# Given request
For every line in the data below that contains "Genel", copy the line.

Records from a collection

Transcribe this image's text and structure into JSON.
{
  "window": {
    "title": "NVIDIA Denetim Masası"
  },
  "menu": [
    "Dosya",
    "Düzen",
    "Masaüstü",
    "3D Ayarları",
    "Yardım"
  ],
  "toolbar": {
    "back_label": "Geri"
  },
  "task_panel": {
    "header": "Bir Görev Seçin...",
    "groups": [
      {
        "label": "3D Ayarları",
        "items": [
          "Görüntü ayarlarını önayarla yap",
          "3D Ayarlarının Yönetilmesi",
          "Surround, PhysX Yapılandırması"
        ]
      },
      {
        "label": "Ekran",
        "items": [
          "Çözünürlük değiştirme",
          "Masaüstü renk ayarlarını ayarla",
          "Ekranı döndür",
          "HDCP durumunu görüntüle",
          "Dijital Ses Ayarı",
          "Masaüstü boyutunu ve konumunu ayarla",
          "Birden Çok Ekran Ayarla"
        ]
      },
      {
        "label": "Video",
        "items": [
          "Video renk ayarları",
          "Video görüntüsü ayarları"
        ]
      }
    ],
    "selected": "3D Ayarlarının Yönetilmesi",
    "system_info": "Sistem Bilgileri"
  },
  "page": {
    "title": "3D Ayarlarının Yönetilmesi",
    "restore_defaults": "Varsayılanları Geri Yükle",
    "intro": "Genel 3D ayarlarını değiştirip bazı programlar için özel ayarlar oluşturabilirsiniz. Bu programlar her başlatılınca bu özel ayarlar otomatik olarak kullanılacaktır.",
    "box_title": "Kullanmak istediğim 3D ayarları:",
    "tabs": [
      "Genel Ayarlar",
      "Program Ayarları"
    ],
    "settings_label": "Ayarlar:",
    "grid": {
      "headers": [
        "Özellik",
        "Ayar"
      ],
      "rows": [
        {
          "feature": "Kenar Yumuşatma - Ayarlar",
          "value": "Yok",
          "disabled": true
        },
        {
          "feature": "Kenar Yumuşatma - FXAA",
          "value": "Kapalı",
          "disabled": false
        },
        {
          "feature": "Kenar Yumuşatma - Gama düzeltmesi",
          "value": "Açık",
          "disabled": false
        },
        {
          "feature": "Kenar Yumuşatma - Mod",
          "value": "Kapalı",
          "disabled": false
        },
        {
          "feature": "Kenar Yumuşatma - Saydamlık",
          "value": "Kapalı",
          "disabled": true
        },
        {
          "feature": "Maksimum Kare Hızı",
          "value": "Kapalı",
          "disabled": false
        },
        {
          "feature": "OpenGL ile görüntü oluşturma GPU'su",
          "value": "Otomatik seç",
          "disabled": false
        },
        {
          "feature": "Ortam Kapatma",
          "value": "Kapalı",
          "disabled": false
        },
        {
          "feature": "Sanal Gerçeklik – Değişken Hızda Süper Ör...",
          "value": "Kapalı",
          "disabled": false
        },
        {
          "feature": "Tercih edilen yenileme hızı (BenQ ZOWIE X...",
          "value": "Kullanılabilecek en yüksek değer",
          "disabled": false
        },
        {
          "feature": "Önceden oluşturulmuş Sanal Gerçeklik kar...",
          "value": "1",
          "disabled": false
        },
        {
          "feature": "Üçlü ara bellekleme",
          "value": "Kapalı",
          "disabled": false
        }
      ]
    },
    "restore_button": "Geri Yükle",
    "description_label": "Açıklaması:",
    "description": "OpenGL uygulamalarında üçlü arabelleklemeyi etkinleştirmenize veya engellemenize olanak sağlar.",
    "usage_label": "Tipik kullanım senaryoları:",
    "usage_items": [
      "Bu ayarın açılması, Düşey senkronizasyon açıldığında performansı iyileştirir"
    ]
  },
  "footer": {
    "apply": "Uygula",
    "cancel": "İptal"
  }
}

# Written reply
    "intro": "Genel 3D ayarlarını değiştirip bazı programlar için özel ayarlar oluşturabilirsiniz. Bu programlar her başlatılınca bu özel ayarlar otomatik olarak kullanılacaktır.",
      "Genel Ayarlar",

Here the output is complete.